→ Exercise prompt
Search the material below for the word "ymean". Copy every line that has it.

→ Data for this task
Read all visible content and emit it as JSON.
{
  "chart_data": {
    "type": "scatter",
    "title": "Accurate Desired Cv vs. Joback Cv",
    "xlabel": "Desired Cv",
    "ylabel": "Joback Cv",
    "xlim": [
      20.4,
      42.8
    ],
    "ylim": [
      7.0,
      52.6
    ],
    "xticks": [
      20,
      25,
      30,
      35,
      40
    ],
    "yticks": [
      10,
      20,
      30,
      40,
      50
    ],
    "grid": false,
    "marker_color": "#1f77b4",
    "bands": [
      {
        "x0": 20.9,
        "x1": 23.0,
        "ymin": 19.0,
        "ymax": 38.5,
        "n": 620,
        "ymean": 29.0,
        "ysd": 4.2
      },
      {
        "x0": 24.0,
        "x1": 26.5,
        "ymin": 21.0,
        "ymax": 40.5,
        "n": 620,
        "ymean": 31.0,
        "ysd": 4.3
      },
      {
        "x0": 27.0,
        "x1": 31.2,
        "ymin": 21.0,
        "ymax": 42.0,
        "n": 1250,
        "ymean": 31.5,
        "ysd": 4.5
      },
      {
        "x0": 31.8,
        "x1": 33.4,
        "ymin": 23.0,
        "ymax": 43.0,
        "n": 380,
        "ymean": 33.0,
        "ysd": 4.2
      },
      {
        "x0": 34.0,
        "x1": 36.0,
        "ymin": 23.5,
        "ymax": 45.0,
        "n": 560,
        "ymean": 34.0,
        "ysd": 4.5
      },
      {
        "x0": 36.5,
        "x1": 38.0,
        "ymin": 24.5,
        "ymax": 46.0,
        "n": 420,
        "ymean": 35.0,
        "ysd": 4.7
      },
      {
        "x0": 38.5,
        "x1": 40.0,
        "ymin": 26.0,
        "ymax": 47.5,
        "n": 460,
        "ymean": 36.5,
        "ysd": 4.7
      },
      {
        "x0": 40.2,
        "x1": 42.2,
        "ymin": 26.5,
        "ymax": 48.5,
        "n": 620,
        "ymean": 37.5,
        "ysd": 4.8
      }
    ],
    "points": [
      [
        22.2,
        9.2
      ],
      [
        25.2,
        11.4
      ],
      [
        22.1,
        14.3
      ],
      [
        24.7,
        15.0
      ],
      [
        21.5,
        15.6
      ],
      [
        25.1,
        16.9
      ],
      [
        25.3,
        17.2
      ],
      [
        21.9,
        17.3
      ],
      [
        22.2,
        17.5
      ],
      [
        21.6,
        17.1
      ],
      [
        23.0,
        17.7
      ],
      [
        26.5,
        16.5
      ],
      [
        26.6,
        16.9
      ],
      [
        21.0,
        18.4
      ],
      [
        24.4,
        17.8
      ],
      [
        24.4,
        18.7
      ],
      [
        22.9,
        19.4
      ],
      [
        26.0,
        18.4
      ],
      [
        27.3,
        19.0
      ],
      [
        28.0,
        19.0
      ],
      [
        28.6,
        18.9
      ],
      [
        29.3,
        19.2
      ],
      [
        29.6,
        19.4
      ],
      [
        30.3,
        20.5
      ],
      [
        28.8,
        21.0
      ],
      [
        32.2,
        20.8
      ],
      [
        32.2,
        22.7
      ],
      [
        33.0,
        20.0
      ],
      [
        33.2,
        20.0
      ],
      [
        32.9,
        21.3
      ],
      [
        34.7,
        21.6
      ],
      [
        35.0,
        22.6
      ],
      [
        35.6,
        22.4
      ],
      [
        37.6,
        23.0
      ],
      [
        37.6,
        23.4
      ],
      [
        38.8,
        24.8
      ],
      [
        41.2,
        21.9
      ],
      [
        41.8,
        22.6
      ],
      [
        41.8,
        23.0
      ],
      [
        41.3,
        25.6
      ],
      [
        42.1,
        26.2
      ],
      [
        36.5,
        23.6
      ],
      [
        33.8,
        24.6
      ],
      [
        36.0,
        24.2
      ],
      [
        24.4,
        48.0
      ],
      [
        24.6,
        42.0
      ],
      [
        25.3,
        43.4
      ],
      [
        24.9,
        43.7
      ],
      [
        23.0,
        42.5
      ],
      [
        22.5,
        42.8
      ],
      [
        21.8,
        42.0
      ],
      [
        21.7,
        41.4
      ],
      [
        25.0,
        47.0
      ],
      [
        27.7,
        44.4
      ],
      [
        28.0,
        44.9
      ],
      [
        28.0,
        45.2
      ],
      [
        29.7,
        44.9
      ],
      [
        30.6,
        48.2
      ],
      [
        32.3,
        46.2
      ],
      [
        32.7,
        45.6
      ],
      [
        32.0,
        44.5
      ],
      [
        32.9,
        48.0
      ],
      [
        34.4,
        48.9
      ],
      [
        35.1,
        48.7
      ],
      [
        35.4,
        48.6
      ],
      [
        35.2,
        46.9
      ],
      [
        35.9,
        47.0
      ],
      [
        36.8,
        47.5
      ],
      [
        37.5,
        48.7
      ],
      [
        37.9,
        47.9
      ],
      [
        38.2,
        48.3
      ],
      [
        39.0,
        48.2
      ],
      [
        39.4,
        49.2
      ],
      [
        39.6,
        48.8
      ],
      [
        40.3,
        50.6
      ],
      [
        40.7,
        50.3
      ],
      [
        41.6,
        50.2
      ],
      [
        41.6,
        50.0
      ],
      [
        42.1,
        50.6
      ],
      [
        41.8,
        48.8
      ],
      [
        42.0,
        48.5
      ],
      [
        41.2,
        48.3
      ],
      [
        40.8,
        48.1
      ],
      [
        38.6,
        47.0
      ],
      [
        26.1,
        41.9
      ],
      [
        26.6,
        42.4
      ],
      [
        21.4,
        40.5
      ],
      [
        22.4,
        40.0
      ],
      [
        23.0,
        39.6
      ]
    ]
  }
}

→ Solution to the exercise
        "ymean": 29.0,
        "ymean": 31.0,
        "ymean": 31.5,
        "ymean": 33.0,
        "ymean": 34.0,
        "ymean": 35.0,
        "ymean": 36.5,
        "ymean": 37.5,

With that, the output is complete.